▸ Goal
Pick out every line that holds the string "Grundriss" and copy it.

▸ Material provided
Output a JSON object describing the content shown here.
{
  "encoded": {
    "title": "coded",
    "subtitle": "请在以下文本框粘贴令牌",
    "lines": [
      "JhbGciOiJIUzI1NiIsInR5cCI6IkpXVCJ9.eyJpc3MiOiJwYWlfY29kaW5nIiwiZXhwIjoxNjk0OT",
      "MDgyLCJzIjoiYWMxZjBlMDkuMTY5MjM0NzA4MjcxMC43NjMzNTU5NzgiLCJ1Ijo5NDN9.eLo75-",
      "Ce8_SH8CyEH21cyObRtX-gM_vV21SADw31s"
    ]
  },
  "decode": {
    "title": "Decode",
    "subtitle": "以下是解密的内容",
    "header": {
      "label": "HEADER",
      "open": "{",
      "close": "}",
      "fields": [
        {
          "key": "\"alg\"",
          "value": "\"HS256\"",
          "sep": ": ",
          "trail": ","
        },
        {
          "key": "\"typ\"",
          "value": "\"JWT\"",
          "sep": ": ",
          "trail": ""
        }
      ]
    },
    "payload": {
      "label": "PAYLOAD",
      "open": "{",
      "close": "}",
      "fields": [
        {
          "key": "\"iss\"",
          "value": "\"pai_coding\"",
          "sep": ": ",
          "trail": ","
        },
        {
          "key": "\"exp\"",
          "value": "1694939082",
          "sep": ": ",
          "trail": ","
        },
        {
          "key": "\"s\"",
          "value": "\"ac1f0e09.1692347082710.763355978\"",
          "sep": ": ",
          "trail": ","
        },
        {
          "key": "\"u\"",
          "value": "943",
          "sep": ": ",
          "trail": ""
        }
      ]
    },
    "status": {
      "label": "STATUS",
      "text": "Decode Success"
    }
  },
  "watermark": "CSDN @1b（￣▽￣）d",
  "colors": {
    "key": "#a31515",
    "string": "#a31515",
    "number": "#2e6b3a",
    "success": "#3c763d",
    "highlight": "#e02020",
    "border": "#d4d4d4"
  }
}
* * *
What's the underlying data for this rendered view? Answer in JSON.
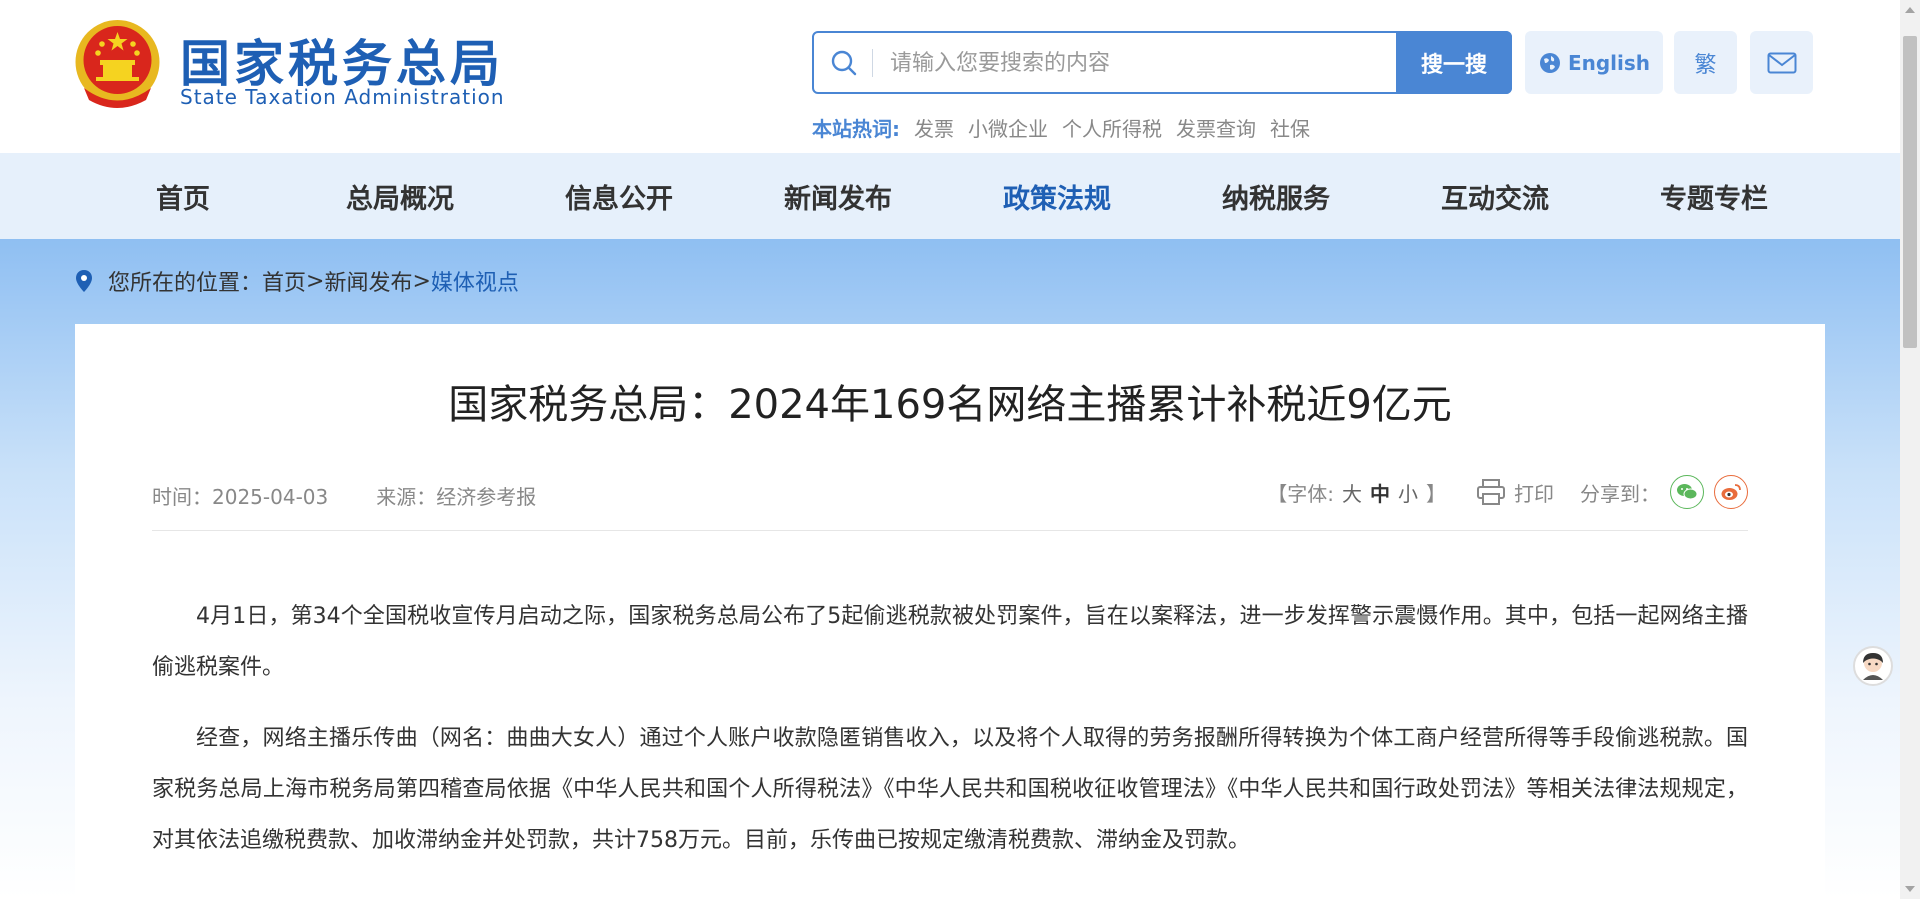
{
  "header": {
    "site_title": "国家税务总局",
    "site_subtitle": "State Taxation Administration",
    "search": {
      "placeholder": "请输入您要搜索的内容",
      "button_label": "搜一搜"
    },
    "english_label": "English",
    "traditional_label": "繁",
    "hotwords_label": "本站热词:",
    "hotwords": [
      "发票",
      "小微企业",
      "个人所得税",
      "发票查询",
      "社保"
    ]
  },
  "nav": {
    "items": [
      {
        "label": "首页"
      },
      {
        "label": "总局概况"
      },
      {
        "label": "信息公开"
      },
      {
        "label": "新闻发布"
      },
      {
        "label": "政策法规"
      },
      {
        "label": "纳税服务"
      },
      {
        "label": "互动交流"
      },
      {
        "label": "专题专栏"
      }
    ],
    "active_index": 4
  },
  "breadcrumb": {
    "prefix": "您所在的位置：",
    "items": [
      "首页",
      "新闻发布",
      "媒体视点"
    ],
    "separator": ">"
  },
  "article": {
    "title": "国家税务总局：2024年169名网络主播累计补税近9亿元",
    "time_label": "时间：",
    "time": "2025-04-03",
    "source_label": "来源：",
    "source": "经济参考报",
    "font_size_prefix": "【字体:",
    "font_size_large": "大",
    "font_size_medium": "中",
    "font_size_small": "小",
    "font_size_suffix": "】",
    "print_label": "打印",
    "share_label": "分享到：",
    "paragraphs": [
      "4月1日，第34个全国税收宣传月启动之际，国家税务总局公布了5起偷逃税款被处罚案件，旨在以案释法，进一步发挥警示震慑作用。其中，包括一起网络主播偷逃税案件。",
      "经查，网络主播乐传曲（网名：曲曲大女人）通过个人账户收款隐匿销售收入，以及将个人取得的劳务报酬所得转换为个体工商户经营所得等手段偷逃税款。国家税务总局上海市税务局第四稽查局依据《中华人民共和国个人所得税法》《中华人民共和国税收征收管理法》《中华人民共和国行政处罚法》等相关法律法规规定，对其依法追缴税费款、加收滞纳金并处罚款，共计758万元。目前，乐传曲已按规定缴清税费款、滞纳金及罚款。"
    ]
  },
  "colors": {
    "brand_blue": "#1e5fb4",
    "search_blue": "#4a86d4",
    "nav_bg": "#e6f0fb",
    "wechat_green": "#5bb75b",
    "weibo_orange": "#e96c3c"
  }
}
* * *
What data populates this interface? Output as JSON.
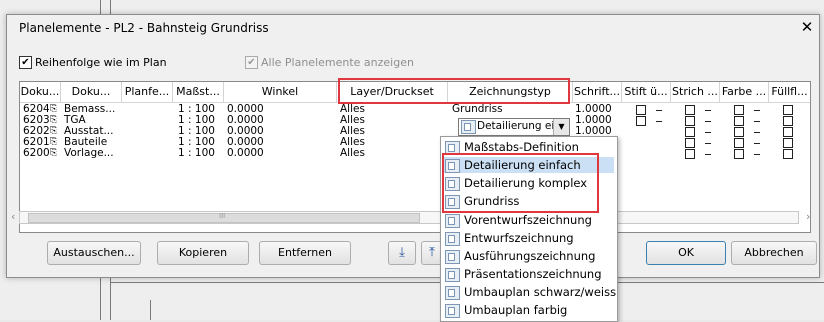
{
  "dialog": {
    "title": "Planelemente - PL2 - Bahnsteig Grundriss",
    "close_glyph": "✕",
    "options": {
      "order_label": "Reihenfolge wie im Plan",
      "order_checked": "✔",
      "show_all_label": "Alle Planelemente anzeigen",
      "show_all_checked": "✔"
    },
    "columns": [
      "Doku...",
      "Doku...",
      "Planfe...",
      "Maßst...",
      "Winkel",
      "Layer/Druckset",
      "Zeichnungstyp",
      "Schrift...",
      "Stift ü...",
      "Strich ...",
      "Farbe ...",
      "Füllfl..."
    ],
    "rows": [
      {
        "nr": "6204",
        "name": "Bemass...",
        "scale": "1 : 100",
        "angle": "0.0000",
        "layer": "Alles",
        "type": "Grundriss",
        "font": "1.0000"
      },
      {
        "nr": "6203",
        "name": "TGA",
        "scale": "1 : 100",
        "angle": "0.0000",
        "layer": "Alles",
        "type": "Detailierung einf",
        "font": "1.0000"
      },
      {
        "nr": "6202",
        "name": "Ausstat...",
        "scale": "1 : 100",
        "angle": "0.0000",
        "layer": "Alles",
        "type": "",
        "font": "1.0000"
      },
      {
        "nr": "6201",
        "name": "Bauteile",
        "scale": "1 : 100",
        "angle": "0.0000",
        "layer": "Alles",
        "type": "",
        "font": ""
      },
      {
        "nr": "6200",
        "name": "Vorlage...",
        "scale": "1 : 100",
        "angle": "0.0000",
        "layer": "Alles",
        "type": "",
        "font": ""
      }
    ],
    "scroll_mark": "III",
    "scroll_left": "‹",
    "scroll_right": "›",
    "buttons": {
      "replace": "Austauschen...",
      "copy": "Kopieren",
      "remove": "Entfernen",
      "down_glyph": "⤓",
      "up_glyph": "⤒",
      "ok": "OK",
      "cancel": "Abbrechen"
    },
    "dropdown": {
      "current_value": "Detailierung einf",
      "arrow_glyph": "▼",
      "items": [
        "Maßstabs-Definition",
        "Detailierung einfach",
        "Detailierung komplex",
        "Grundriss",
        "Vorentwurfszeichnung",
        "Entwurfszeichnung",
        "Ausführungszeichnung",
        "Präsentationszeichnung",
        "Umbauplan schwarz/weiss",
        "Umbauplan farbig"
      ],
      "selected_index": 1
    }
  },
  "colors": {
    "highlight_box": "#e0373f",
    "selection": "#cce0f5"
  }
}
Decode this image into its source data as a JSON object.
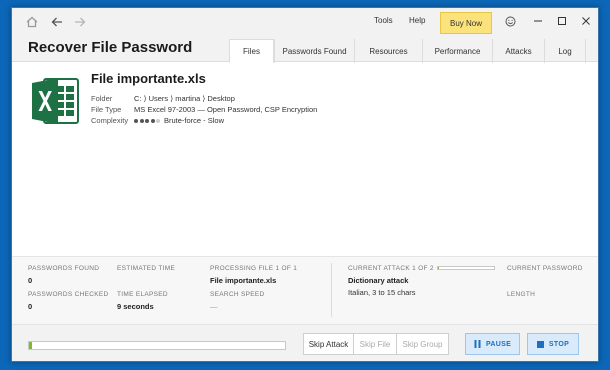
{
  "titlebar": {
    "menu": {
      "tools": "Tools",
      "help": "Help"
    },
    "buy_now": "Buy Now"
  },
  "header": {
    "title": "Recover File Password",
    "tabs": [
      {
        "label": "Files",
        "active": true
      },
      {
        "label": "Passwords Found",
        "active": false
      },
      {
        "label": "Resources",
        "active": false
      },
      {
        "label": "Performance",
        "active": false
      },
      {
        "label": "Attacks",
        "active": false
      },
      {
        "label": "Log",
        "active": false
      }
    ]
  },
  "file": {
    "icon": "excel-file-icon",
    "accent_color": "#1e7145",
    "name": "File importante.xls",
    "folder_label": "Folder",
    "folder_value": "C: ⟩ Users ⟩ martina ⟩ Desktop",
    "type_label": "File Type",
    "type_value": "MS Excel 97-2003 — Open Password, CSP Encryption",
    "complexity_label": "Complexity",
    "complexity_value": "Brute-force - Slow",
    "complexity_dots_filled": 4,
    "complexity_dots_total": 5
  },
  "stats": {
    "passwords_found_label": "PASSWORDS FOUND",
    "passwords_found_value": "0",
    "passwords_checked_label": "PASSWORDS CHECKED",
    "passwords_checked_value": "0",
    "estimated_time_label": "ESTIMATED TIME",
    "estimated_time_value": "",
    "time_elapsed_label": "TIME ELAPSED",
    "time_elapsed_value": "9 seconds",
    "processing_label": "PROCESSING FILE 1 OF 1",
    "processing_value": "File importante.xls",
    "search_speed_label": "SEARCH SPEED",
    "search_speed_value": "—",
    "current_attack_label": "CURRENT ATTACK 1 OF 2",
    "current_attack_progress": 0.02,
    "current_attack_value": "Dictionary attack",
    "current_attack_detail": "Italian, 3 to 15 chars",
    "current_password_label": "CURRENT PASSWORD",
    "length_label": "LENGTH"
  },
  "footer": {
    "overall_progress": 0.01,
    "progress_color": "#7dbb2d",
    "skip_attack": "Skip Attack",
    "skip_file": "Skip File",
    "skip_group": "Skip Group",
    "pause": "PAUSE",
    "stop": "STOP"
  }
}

▸ Reply to the task
    "title": "Planelemente - PL2 - Bahnsteig Grundriss",
        "type": "Grundriss",
        "Grundriss",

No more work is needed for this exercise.